• **Goal of the exercise**:
Convert the listing, from its first line through the line containing "paragraph: Решение о", into a Markdown table with the columns Row and Line, numbering each row and omitting any blank lines.

• **Records provided**:
* * * * * * *

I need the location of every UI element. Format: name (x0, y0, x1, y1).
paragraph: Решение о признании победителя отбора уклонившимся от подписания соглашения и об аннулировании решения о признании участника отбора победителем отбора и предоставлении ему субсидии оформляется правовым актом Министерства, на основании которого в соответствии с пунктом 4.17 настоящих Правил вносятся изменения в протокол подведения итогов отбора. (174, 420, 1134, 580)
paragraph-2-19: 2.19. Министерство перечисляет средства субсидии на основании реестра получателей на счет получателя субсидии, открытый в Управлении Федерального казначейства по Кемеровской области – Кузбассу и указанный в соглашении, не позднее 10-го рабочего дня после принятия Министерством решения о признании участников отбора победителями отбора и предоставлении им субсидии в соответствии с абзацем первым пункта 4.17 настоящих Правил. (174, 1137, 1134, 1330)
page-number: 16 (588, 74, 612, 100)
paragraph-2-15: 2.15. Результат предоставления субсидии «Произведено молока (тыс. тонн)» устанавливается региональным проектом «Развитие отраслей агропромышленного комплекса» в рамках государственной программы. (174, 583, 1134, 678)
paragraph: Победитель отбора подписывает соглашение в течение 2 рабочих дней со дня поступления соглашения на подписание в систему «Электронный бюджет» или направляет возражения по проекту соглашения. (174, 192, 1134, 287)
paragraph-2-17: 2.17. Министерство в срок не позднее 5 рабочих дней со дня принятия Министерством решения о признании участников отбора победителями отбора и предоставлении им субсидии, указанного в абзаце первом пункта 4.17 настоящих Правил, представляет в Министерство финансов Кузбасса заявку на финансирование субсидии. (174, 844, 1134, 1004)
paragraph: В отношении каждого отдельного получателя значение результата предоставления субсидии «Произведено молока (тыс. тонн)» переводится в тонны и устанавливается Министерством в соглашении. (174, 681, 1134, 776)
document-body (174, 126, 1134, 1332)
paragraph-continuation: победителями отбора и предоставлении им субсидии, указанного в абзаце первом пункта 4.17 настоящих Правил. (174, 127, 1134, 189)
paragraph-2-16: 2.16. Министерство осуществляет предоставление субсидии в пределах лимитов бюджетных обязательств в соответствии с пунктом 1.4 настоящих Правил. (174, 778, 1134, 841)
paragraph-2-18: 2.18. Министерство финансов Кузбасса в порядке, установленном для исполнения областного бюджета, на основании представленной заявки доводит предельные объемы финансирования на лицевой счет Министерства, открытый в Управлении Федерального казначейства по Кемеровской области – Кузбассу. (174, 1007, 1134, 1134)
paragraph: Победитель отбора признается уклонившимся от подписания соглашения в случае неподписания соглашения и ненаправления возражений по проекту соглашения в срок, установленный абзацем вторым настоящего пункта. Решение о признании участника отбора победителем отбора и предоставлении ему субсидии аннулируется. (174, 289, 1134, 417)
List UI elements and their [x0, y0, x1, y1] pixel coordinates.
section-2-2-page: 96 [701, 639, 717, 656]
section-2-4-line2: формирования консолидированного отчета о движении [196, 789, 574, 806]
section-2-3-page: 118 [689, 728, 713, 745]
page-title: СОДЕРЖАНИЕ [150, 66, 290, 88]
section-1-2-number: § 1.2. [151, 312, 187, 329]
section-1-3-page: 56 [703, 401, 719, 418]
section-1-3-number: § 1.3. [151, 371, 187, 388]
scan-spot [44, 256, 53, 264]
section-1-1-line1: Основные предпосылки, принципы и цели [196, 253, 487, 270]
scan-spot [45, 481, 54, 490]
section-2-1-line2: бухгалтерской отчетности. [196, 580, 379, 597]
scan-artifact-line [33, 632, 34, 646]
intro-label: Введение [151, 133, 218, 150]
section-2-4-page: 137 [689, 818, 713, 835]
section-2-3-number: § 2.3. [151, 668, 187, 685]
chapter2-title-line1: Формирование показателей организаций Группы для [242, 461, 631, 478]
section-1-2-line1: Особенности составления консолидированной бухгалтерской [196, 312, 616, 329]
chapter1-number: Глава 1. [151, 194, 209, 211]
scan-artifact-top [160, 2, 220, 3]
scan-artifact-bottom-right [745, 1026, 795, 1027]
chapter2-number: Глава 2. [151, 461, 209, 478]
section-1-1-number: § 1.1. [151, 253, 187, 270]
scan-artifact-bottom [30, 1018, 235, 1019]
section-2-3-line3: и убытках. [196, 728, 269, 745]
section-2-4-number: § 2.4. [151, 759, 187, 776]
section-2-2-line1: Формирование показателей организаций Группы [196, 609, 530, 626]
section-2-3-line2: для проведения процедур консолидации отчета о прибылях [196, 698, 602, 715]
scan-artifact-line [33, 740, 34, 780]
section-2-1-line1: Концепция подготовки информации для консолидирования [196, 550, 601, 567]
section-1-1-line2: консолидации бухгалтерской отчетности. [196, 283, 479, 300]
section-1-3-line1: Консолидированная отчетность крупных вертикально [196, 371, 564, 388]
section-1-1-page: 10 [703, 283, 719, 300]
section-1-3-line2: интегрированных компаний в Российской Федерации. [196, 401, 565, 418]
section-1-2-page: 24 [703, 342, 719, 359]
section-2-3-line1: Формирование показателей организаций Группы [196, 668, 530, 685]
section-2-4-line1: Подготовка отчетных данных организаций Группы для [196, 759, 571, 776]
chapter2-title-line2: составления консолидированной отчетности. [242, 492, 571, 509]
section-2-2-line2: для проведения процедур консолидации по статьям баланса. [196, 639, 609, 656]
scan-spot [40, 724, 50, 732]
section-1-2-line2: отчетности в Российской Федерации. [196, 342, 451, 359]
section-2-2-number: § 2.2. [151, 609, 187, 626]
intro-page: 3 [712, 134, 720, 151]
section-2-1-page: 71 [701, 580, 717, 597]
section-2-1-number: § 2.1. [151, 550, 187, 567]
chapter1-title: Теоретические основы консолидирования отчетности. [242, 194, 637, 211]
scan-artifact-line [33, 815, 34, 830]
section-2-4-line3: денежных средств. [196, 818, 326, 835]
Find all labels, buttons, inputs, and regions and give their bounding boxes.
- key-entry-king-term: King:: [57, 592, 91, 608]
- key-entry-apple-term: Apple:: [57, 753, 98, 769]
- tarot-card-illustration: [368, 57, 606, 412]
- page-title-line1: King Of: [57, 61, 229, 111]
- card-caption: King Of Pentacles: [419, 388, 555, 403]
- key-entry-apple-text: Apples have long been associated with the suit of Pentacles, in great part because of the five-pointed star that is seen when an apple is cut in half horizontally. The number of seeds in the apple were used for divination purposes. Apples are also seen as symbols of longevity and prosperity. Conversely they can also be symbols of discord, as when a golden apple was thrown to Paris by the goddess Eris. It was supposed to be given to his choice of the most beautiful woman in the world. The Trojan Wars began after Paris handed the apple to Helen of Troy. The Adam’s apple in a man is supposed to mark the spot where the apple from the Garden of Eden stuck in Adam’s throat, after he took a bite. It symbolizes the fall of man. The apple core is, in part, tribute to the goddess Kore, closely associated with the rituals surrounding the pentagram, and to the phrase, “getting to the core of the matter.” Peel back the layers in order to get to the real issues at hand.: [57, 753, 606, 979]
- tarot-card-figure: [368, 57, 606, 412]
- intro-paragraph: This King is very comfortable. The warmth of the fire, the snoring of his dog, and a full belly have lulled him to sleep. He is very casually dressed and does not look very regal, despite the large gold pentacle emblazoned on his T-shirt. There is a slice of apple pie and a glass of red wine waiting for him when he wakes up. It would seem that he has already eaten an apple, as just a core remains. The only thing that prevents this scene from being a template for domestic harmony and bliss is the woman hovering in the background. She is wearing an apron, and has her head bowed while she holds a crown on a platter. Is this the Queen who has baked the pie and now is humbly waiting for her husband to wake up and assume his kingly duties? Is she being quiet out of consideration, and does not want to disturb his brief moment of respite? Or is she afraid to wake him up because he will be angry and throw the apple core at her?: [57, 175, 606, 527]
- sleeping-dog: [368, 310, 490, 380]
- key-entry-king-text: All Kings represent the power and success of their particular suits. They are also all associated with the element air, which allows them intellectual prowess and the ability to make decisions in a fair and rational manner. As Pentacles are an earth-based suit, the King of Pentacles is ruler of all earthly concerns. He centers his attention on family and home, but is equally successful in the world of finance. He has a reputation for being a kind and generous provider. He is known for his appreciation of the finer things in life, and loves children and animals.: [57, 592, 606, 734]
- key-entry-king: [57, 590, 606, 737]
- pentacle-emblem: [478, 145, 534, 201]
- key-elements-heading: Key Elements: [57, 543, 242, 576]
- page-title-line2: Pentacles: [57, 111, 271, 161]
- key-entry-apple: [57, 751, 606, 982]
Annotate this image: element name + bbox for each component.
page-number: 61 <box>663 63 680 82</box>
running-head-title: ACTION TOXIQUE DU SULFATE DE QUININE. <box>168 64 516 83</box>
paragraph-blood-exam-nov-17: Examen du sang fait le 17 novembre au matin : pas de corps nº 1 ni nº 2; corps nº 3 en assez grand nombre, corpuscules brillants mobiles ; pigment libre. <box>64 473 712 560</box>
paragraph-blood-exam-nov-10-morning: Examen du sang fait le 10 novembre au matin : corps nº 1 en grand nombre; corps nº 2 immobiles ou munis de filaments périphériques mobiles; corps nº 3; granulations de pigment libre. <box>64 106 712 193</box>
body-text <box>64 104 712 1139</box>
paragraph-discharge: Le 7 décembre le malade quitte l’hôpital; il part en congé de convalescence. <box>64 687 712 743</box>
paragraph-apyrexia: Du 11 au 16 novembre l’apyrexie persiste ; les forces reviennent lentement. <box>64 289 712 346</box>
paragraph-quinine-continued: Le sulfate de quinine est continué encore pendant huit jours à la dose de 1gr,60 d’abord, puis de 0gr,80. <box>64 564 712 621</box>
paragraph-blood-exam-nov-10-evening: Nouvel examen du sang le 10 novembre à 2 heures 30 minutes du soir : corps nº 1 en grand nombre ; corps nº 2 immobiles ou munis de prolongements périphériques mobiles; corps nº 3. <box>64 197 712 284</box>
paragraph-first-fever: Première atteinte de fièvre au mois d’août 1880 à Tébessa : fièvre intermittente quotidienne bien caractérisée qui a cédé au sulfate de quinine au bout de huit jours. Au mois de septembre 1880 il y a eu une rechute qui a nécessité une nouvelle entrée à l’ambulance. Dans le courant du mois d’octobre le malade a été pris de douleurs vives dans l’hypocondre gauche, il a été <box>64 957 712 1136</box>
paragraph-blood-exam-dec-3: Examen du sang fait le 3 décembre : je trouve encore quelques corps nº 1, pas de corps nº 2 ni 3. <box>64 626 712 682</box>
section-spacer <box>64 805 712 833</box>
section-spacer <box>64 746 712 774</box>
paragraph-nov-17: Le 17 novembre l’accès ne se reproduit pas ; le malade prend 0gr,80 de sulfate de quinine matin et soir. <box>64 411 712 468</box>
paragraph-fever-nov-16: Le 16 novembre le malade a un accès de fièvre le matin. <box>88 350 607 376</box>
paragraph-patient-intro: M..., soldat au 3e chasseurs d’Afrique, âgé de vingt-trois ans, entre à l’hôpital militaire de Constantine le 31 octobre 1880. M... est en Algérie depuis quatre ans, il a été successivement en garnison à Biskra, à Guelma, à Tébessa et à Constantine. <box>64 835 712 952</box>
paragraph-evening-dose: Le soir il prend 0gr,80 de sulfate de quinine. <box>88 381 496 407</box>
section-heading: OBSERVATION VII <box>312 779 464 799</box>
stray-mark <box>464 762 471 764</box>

* * * * * * *

• **Solution to the exercise**:
| Row | Line |
|---|---|
| 1 | I need the location of every UI element. Format: name (x0, y0, x1, y1). |
| 2 | paragraph: Решение о признании победителя отбора уклонившимся от подписания соглашения и об аннулировании решения о признании участника отбора победителем отбора и предоставлении ему субсидии оформляется правовым актом Министерства, на основании которого в соответствии с пунктом 4.17 настоящих Правил вносятся изменения в протокол подведения итогов отбора. (174, 420, 1134, 580) |